## Records for processing

====================

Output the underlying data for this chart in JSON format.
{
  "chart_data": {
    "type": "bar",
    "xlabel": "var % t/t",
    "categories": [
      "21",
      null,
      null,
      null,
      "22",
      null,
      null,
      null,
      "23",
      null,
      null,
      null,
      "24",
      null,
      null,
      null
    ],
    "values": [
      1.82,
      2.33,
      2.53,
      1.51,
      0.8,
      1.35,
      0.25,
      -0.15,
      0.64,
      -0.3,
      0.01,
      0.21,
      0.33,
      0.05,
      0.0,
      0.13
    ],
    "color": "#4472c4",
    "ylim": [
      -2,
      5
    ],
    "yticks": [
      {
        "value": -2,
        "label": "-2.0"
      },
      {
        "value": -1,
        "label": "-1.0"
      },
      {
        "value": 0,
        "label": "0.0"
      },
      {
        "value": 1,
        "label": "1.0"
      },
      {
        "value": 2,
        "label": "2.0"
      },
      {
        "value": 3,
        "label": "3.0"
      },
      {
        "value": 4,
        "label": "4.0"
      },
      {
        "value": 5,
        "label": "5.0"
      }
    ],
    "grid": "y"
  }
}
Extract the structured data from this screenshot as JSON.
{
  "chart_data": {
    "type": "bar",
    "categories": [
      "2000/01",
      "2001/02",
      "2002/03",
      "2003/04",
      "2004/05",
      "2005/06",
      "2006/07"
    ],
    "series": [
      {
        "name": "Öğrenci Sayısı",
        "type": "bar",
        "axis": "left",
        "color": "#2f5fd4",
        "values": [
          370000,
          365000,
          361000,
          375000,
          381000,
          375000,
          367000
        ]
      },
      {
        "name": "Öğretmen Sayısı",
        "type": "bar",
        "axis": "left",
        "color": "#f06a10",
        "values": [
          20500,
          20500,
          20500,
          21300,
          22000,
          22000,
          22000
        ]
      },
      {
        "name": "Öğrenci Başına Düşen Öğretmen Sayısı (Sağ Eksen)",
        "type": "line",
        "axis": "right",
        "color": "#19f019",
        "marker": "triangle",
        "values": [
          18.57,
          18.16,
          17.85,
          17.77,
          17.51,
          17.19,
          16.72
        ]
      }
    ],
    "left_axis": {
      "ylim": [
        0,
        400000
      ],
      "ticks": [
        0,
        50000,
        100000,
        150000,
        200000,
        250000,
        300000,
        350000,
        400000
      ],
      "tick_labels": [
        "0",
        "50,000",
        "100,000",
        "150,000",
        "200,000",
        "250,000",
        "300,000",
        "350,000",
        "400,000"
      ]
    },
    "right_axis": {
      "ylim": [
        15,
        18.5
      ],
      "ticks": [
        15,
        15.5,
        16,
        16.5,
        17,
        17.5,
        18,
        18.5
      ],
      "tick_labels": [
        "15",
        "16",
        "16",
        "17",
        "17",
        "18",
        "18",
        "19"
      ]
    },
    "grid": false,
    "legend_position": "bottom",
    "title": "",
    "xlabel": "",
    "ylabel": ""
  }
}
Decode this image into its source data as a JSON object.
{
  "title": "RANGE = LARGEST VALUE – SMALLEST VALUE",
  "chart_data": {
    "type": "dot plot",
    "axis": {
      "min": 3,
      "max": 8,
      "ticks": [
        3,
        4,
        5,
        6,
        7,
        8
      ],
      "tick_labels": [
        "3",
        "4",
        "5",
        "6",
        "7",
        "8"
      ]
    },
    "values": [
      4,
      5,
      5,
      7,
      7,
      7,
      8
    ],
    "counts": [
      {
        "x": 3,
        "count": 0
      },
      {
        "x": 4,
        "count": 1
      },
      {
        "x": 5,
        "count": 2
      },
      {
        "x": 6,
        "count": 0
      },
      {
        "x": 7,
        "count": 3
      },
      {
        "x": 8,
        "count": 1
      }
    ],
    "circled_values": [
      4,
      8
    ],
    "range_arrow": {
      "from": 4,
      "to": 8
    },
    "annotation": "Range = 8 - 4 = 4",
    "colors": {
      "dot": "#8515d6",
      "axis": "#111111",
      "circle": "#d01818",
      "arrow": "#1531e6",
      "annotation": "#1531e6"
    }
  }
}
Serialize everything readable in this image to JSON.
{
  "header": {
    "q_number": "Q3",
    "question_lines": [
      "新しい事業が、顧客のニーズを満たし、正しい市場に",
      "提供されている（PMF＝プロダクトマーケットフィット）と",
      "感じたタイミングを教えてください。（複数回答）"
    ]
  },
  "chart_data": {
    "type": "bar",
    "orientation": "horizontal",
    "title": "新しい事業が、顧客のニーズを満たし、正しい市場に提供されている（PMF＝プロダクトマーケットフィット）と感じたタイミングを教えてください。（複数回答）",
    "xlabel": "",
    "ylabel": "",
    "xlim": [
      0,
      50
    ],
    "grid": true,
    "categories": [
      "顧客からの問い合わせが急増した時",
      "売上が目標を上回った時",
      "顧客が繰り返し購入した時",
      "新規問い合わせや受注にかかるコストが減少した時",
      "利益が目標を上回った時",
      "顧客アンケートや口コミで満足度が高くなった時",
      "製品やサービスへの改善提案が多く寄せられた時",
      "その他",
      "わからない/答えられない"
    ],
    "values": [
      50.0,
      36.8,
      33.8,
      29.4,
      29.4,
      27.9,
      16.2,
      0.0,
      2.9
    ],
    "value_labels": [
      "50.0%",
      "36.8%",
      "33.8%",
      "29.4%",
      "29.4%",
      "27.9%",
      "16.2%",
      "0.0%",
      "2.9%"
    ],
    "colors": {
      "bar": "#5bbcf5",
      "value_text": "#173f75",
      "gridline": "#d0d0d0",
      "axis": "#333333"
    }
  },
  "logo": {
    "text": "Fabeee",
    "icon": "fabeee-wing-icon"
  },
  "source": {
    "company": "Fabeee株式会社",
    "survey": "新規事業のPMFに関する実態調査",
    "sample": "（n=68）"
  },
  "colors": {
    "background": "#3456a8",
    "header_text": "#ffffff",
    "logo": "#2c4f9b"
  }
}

====================

Count the lines above that contain the word "複数回答". Give only the number.

## Task answer
2